Exercise requirements>
Below are some records. How many of their lines contain the string "this"? Give the number only.

Recorded data>

:::

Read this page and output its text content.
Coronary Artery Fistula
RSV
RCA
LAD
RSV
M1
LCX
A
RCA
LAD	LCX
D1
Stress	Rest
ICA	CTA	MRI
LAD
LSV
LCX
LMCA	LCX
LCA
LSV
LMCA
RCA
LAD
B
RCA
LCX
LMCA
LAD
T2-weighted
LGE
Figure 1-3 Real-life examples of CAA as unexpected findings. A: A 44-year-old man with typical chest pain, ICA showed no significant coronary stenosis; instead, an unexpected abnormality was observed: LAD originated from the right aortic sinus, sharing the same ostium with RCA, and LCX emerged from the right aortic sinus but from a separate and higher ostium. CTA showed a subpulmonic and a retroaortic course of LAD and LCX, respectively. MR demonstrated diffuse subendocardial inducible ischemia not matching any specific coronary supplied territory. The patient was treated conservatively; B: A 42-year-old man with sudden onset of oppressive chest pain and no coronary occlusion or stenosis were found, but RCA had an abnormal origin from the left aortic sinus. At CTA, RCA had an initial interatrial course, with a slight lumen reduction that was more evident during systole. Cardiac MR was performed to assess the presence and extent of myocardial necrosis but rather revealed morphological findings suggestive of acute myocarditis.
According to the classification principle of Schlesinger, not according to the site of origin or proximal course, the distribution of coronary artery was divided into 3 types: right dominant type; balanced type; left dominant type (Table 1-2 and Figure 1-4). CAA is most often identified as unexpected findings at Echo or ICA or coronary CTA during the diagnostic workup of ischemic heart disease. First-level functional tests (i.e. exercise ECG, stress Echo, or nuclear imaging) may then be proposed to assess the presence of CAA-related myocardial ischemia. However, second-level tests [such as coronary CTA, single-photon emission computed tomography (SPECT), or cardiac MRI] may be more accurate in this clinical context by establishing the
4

:::

Task solution>
2